• **Work to do**
Write out, unchanged, the lines from the one holding "What text is on this page?" to the close of the listing. Both the first and last lines belong in it.

-- Start of Material to process --

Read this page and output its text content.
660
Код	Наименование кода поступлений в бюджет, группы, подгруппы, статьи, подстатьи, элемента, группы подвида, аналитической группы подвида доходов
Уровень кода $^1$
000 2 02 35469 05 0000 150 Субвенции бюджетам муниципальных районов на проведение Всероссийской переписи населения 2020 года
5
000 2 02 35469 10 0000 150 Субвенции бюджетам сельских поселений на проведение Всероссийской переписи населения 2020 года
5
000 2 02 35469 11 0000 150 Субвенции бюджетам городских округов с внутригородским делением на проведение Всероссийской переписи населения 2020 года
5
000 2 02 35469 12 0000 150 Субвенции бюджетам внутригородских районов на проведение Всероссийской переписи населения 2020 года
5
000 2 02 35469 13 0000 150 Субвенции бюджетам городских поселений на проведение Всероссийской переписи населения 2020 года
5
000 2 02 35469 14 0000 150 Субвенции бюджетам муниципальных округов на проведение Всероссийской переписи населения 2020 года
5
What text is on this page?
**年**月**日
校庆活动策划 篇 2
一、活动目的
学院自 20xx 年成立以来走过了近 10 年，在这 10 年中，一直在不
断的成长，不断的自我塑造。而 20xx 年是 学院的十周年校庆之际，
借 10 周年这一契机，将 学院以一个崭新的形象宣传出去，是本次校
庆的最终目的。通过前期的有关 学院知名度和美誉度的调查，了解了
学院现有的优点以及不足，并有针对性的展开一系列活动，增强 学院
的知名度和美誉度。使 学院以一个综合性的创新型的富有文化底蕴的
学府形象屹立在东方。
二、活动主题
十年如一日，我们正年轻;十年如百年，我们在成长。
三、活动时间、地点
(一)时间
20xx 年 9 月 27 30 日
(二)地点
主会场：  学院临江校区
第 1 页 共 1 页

-- End of Material to process --

• **Written answer**
What text is on this page?
**年**月**日
校庆活动策划 篇 2
一、活动目的
学院自 20xx 年成立以来走过了近 10 年，在这 10 年中，一直在不
断的成长，不断的自我塑造。而 20xx 年是 学院的十周年校庆之际，
借 10 周年这一契机，将 学院以一个崭新的形象宣传出去，是本次校
庆的最终目的。通过前期的有关 学院知名度和美誉度的调查，了解了
学院现有的优点以及不足，并有针对性的展开一系列活动，增强 学院
的知名度和美誉度。使 学院以一个综合性的创新型的富有文化底蕴的
学府形象屹立在东方。
二、活动主题
十年如一日，我们正年轻;十年如百年，我们在成长。
三、活动时间、地点
(一)时间
20xx 年 9 月 27 30 日
(二)地点
主会场：  学院临江校区
第 1 页 共 1 页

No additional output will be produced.